## What you need to do
Find the string "phase" in the listing and report every line that has it.

──────── Input material

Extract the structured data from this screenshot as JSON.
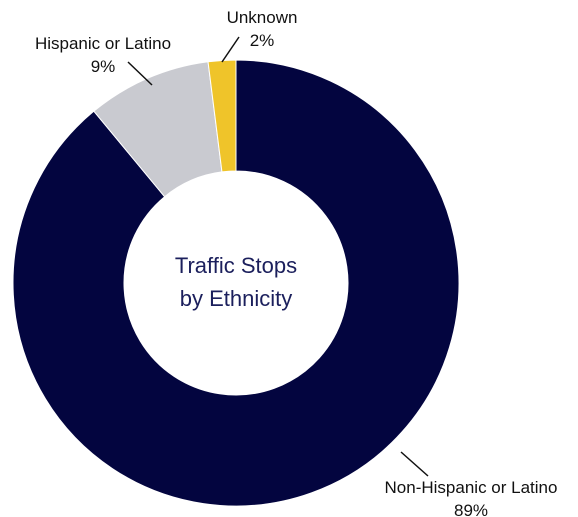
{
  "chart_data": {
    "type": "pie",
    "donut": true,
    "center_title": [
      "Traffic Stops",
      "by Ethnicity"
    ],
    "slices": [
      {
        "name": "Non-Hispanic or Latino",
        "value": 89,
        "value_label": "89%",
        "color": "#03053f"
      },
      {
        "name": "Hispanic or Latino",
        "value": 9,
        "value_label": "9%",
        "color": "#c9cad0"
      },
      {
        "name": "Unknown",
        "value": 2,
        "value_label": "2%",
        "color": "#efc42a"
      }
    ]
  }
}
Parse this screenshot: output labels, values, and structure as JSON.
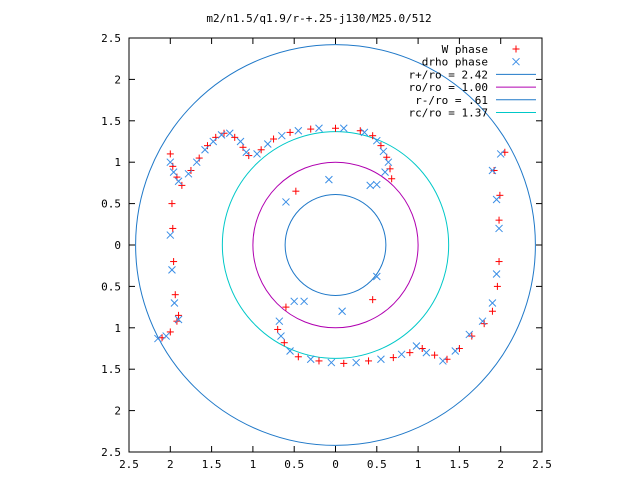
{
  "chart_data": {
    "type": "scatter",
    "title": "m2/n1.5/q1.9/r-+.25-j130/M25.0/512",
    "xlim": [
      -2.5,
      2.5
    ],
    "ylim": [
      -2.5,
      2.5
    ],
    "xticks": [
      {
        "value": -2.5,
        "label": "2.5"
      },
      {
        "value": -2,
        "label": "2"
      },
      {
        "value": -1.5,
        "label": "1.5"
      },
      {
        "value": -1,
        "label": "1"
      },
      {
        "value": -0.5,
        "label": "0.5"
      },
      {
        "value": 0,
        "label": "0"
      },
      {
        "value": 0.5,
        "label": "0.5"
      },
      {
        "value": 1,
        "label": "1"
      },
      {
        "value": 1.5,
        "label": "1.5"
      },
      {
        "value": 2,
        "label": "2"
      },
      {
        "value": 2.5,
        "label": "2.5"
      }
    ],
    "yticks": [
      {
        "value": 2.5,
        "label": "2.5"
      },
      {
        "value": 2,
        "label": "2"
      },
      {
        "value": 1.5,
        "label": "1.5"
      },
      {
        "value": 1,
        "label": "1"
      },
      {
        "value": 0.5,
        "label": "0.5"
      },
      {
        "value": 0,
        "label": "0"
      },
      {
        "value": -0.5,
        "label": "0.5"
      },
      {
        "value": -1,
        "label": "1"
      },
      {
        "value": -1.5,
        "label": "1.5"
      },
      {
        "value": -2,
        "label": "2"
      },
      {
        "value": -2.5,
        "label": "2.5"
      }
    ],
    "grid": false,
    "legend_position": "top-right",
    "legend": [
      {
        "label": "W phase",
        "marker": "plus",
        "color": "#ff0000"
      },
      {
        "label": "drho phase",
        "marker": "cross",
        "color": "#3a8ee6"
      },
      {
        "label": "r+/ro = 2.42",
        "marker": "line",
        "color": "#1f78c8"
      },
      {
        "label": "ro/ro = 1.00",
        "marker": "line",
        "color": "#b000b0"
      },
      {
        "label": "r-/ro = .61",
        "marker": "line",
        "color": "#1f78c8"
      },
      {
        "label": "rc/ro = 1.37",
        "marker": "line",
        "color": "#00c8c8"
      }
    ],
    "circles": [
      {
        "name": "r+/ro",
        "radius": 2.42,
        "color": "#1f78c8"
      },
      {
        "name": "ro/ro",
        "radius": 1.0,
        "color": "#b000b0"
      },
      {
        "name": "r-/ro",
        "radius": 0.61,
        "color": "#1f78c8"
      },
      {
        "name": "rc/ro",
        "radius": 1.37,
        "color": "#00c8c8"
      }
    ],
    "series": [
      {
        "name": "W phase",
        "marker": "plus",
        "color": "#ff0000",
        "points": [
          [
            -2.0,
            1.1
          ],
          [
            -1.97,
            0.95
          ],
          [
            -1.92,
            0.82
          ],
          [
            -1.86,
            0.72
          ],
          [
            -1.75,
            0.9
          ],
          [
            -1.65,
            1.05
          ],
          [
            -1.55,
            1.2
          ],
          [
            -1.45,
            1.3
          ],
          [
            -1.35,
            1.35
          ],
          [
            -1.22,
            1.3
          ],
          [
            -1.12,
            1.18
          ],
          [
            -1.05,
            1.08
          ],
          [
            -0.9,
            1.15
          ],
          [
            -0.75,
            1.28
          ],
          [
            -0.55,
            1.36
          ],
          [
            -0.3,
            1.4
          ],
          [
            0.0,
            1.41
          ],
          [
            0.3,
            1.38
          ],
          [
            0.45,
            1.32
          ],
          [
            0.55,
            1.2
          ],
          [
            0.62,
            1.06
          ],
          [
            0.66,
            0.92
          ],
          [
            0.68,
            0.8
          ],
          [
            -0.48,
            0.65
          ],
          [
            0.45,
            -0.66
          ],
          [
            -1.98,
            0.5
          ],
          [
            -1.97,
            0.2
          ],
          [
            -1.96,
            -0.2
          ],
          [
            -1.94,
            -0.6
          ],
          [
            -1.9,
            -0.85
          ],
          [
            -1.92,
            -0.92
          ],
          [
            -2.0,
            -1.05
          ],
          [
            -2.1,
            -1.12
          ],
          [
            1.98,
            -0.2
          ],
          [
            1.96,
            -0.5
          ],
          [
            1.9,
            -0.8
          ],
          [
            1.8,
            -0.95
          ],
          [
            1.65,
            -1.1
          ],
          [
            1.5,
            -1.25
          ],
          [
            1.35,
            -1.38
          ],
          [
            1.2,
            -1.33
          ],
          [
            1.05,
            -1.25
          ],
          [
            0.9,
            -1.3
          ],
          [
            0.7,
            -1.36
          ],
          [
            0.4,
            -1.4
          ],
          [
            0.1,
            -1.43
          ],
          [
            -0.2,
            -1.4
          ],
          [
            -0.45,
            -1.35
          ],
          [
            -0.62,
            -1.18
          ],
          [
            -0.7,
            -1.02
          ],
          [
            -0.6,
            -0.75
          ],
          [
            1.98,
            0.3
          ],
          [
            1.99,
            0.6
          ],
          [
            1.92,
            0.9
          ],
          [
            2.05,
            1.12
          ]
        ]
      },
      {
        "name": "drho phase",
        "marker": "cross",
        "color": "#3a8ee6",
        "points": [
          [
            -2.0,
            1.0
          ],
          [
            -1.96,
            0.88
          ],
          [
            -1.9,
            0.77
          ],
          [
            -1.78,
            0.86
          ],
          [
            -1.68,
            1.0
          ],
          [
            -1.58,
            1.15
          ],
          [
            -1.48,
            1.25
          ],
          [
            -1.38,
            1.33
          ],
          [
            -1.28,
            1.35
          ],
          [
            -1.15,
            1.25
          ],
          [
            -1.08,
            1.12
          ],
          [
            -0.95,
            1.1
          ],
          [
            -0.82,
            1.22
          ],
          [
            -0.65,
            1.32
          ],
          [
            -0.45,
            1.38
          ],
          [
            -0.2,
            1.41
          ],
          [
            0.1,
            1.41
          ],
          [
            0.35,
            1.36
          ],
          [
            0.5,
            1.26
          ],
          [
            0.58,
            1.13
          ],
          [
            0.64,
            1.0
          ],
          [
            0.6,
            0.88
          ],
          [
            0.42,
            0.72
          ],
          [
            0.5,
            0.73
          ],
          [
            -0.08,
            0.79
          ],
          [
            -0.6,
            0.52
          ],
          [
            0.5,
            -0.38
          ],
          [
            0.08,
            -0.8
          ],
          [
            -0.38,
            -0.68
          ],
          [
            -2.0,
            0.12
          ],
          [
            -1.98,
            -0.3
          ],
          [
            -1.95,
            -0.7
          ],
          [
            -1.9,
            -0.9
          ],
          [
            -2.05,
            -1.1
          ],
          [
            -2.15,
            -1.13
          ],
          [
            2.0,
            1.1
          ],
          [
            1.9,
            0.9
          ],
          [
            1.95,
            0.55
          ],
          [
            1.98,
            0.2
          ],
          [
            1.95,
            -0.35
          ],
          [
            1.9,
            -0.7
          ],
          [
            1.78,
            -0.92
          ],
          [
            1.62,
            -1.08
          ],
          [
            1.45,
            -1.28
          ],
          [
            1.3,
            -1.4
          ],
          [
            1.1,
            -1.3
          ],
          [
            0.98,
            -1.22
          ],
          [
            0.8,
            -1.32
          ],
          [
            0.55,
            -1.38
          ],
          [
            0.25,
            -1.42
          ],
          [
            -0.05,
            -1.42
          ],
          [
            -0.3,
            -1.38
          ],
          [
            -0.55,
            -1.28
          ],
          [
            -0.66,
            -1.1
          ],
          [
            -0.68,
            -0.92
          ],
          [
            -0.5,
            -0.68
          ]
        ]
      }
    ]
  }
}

────────────────

## The output
        "label": "W phase",
        "label": "drho phase",
        "name": "W phase",
        "name": "drho phase",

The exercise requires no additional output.